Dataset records
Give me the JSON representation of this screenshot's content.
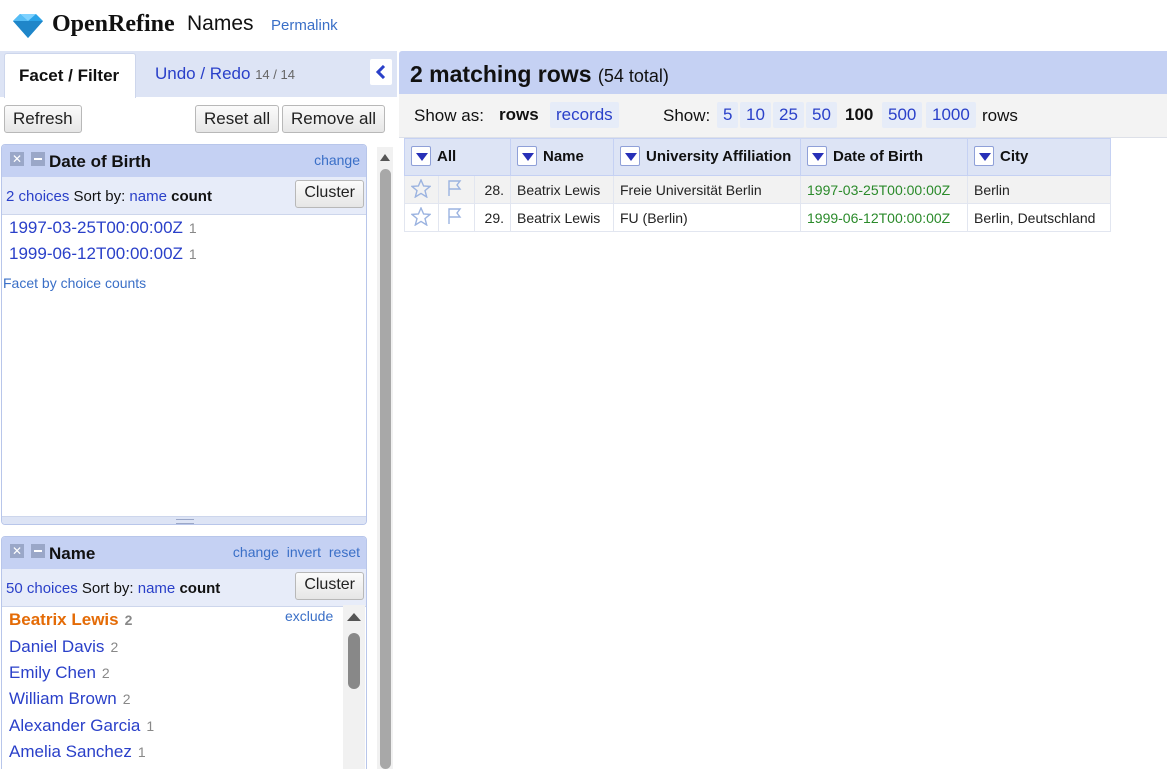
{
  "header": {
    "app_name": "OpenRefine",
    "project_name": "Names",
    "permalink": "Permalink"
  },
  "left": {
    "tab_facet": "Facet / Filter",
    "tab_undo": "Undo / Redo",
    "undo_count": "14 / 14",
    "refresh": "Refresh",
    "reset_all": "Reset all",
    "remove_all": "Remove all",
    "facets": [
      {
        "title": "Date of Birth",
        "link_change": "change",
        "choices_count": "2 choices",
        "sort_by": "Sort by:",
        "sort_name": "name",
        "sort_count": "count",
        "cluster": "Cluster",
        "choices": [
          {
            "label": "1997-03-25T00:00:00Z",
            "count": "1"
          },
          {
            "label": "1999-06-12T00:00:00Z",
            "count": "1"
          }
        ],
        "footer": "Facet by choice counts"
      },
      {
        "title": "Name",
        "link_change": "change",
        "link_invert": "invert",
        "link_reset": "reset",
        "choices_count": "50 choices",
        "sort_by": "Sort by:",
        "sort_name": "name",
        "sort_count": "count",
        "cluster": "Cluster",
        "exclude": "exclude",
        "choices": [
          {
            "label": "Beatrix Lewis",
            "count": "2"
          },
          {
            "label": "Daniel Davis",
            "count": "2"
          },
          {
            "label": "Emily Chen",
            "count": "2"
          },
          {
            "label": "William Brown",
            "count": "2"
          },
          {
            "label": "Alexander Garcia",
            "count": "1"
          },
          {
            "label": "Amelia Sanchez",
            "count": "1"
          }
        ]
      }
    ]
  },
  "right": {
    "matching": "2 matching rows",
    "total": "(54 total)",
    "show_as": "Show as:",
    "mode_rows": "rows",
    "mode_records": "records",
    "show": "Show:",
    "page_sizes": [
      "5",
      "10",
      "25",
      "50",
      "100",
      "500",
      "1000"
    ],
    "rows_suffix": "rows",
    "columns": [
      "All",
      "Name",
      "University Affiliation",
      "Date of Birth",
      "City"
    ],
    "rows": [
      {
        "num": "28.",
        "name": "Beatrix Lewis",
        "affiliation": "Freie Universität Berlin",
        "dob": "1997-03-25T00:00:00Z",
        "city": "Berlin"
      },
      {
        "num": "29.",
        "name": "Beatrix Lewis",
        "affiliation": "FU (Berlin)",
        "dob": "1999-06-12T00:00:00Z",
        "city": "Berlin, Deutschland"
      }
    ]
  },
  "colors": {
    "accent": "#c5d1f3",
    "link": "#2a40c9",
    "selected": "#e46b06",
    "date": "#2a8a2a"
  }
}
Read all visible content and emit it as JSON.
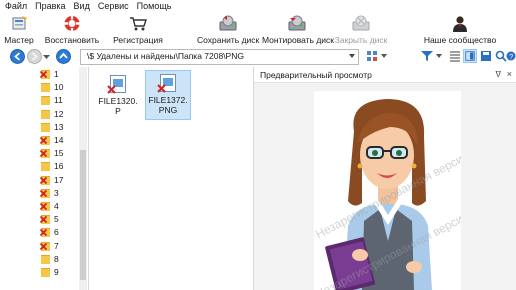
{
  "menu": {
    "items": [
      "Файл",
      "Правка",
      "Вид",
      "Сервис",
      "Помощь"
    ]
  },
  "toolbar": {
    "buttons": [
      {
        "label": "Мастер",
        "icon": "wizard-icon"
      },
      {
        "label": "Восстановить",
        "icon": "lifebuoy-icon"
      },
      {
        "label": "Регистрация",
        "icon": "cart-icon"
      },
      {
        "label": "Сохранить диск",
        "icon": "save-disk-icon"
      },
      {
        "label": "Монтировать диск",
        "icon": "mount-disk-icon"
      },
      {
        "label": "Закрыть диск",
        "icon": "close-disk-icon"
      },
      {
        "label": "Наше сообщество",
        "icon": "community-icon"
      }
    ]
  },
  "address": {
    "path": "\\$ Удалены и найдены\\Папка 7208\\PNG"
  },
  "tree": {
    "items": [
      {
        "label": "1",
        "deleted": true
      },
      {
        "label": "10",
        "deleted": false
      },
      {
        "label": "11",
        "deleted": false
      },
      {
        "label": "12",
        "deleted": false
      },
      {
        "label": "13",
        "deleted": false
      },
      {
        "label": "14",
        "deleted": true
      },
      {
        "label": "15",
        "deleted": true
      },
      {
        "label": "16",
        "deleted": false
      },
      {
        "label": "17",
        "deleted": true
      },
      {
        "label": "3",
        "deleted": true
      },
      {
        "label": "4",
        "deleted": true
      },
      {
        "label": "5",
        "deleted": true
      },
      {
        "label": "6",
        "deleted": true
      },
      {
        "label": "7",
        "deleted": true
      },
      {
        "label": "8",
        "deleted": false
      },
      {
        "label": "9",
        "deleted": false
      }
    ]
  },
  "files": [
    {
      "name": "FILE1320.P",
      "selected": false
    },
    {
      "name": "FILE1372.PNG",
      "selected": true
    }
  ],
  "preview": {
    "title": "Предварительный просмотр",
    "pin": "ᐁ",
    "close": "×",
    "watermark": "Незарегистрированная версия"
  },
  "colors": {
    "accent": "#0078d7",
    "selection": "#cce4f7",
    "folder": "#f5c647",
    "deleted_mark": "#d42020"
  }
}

_WRITTEN INSTRUCTION_: Output each line exactly; omit every picture.

_EXERCISE RESPONSE_:
Give me the JSON representation of this screenshot's content.
{
  "header": {
    "app_name": "OpenRefine",
    "project_name": "Names",
    "permalink": "Permalink"
  },
  "left": {
    "tab_facet": "Facet / Filter",
    "tab_undo": "Undo / Redo",
    "undo_count": "14 / 14",
    "refresh": "Refresh",
    "reset_all": "Reset all",
    "remove_all": "Remove all",
    "facets": [
      {
        "title": "Date of Birth",
        "link_change": "change",
        "choices_count": "2 choices",
        "sort_by": "Sort by:",
        "sort_name": "name",
        "sort_count": "count",
        "cluster": "Cluster",
        "choices": [
          {
            "label": "1997-03-25T00:00:00Z",
            "count": "1"
          },
          {
            "label": "1999-06-12T00:00:00Z",
            "count": "1"
          }
        ],
        "footer": "Facet by choice counts"
      },
      {
        "title": "Name",
        "link_change": "change",
        "link_invert": "invert",
        "link_reset": "reset",
        "choices_count": "50 choices",
        "sort_by": "Sort by:",
        "sort_name": "name",
        "sort_count": "count",
        "cluster": "Cluster",
        "exclude": "exclude",
        "choices": [
          {
            "label": "Beatrix Lewis",
            "count": "2"
          },
          {
            "label": "Daniel Davis",
            "count": "2"
          },
          {
            "label": "Emily Chen",
            "count": "2"
          },
          {
            "label": "William Brown",
            "count": "2"
          },
          {
            "label": "Alexander Garcia",
            "count": "1"
          },
          {
            "label": "Amelia Sanchez",
            "count": "1"
          }
        ]
      }
    ]
  },
  "right": {
    "matching": "2 matching rows",
    "total": "(54 total)",
    "show_as": "Show as:",
    "mode_rows": "rows",
    "mode_records": "records",
    "show": "Show:",
    "page_sizes": [
      "5",
      "10",
      "25",
      "50",
      "100",
      "500",
      "1000"
    ],
    "rows_suffix": "rows",
    "columns": [
      "All",
      "Name",
      "University Affiliation",
      "Date of Birth",
      "City"
    ],
    "rows": [
      {
        "num": "28.",
        "name": "Beatrix Lewis",
        "affiliation": "Freie Universität Berlin",
        "dob": "1997-03-25T00:00:00Z",
        "city": "Berlin"
      },
      {
        "num": "29.",
        "name": "Beatrix Lewis",
        "affiliation": "FU (Berlin)",
        "dob": "1999-06-12T00:00:00Z",
        "city": "Berlin, Deutschland"
      }
    ]
  },
  "colors": {
    "accent": "#c5d1f3",
    "link": "#2a40c9",
    "selected": "#e46b06",
    "date": "#2a8a2a"
  }
}
Read all visible content and emit it as JSON.
{
  "menu": {
    "items": [
      "Файл",
      "Правка",
      "Вид",
      "Сервис",
      "Помощь"
    ]
  },
  "toolbar": {
    "buttons": [
      {
        "label": "Мастер",
        "icon": "wizard-icon"
      },
      {
        "label": "Восстановить",
        "icon": "lifebuoy-icon"
      },
      {
        "label": "Регистрация",
        "icon": "cart-icon"
      },
      {
        "label": "Сохранить диск",
        "icon": "save-disk-icon"
      },
      {
        "label": "Монтировать диск",
        "icon": "mount-disk-icon"
      },
      {
        "label": "Закрыть диск",
        "icon": "close-disk-icon"
      },
      {
        "label": "Наше сообщество",
        "icon": "community-icon"
      }
    ]
  },
  "address": {
    "path": "\\$ Удалены и найдены\\Папка 7208\\PNG"
  },
  "tree": {
    "items": [
      {
        "label": "1",
        "deleted": true
      },
      {
        "label": "10",
        "deleted": false
      },
      {
        "label": "11",
        "deleted": false
      },
      {
        "label": "12",
        "deleted": false
      },
      {
        "label": "13",
        "deleted": false
      },
      {
        "label": "14",
        "deleted": true
      },
      {
        "label": "15",
        "deleted": true
      },
      {
        "label": "16",
        "deleted": false
      },
      {
        "label": "17",
        "deleted": true
      },
      {
        "label": "3",
        "deleted": true
      },
      {
        "label": "4",
        "deleted": true
      },
      {
        "label": "5",
        "deleted": true
      },
      {
        "label": "6",
        "deleted": true
      },
      {
        "label": "7",
        "deleted": true
      },
      {
        "label": "8",
        "deleted": false
      },
      {
        "label": "9",
        "deleted": false
      }
    ]
  },
  "files": [
    {
      "name": "FILE1320.P",
      "selected": false
    },
    {
      "name": "FILE1372.PNG",
      "selected": true
    }
  ],
  "preview": {
    "title": "Предварительный просмотр",
    "pin": "ᐁ",
    "close": "×",
    "watermark": "Незарегистрированная версия"
  },
  "colors": {
    "accent": "#0078d7",
    "selection": "#cce4f7",
    "folder": "#f5c647",
    "deleted_mark": "#d42020"
  }
}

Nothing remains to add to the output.